## PROBLEM DETAILS:
Could you output each line of the data that follows exactly?

--- PROVIDED MATERIAL ---

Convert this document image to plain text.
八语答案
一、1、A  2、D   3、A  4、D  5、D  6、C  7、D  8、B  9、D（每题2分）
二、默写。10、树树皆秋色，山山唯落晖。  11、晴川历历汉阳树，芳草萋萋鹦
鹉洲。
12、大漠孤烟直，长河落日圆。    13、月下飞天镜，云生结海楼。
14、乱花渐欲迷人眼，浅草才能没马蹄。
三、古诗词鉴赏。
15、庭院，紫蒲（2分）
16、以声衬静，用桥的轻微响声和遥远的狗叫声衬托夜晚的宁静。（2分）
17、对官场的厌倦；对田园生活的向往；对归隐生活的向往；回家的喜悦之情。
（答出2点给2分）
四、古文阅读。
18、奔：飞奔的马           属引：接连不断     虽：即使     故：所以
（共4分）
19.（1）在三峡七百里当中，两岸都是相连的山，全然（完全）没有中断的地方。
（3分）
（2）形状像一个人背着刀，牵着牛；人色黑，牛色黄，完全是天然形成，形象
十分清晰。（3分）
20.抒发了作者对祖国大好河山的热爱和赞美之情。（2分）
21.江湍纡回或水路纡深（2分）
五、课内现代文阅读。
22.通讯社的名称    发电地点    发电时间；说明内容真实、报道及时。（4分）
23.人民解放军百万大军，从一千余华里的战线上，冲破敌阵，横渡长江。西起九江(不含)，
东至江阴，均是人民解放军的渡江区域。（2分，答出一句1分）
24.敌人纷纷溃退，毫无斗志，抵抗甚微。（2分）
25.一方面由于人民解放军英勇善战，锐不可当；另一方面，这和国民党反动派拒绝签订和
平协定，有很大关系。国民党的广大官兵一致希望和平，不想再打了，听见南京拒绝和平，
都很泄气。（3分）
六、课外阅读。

---

## RESULT BELOW:
Convert this document image to plain text.
八语答案
一、1、A  2、D   3、A  4、D  5、D  6、C  7、D  8、B  9、D（每题2分）
二、默写。10、树树皆秋色，山山唯落晖。  11、晴川历历汉阳树，芳草萋萋鹦
鹉洲。
12、大漠孤烟直，长河落日圆。    13、月下飞天镜，云生结海楼。
14、乱花渐欲迷人眼，浅草才能没马蹄。
三、古诗词鉴赏。
15、庭院，紫蒲（2分）
16、以声衬静，用桥的轻微响声和遥远的狗叫声衬托夜晚的宁静。（2分）
17、对官场的厌倦；对田园生活的向往；对归隐生活的向往；回家的喜悦之情。
（答出2点给2分）
四、古文阅读。
18、奔：飞奔的马           属引：接连不断     虽：即使     故：所以
（共4分）
19.（1）在三峡七百里当中，两岸都是相连的山，全然（完全）没有中断的地方。
（3分）
（2）形状像一个人背着刀，牵着牛；人色黑，牛色黄，完全是天然形成，形象
十分清晰。（3分）
20.抒发了作者对祖国大好河山的热爱和赞美之情。（2分）
21.江湍纡回或水路纡深（2分）
五、课内现代文阅读。
22.通讯社的名称    发电地点    发电时间；说明内容真实、报道及时。（4分）
23.人民解放军百万大军，从一千余华里的战线上，冲破敌阵，横渡长江。西起九江(不含)，
东至江阴，均是人民解放军的渡江区域。（2分，答出一句1分）
24.敌人纷纷溃退，毫无斗志，抵抗甚微。（2分）
25.一方面由于人民解放军英勇善战，锐不可当；另一方面，这和国民党反动派拒绝签订和
平协定，有很大关系。国民党的广大官兵一致希望和平，不想再打了，听见南京拒绝和平，
都很泄气。（3分）
六、课外阅读。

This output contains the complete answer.